## Extracted data:
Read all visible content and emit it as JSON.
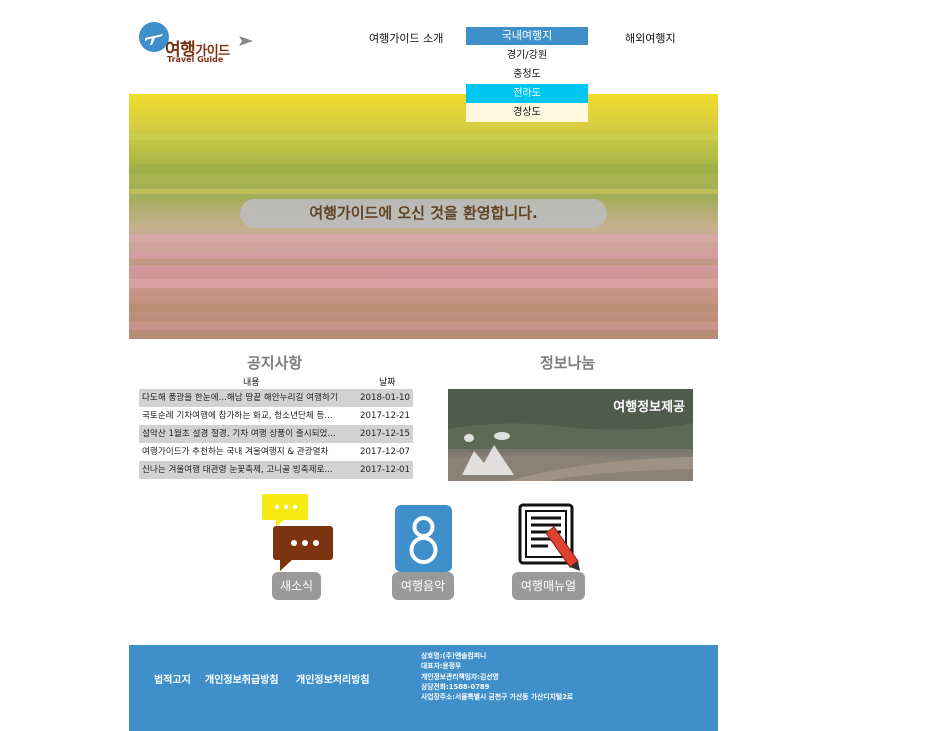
{
  "header": {
    "logo": {
      "brand_big": "여행",
      "brand_small": "가이드",
      "sub": "Travel Guide"
    },
    "nav": {
      "intro": "여행가이드 소개",
      "domestic": "국내여행지",
      "overseas": "해외여행지"
    },
    "dropdown": [
      "경기/강원",
      "충청도",
      "전라도",
      "경상도"
    ]
  },
  "hero": {
    "welcome": "여행가이드에 오신 것을 환영합니다."
  },
  "notices": {
    "title": "공지사항",
    "col_content": "내용",
    "col_date": "날짜",
    "rows": [
      {
        "text": "다도해 풍광을 한눈에...해남 땅끝 해안누리길 여행하기",
        "date": "2018-01-10"
      },
      {
        "text": "국토순례 기차여행에 참가하는 화교, 청소년단체 등...",
        "date": "2017-12-21"
      },
      {
        "text": "설악산 1월초 설경 절경, 기차 여행 상품이 출시되었...",
        "date": "2017-12-15"
      },
      {
        "text": "여행가이드가 추천하는 국내 겨울여행지 & 관광열차",
        "date": "2017-12-07"
      },
      {
        "text": "신나는 겨울여행 대관령 눈꽃축제, 고니골 빙축제로...",
        "date": "2017-12-01"
      }
    ]
  },
  "info_share": {
    "title": "정보나눔",
    "image_label": "여행정보제공"
  },
  "quick_links": [
    {
      "label": "새소식",
      "icon": "speech-bubbles-icon"
    },
    {
      "label": "여행음악",
      "icon": "music-8-icon"
    },
    {
      "label": "여행매뉴얼",
      "icon": "document-pencil-icon"
    }
  ],
  "footer": {
    "links": [
      "법적고지",
      "개인정보취급방침",
      "개인정보처리방침"
    ],
    "info": [
      "상호명:(주)엔솔컴퍼니",
      "대표자:윤정우",
      "개인정보관리책임자:김선영",
      "상담전화:1588-0789",
      "사업장주소:서울특별시 금천구 가산동 가산디지털2로"
    ]
  },
  "colors": {
    "primary_blue": "#3e8fca",
    "dropdown_active": "#00c6f4",
    "logo_brown": "#7a3210",
    "pill_gray": "#9a9a9a"
  }
}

## Directive:
Give the number of lines in the records that contain the string "icon", with no other output.

## Full output:
3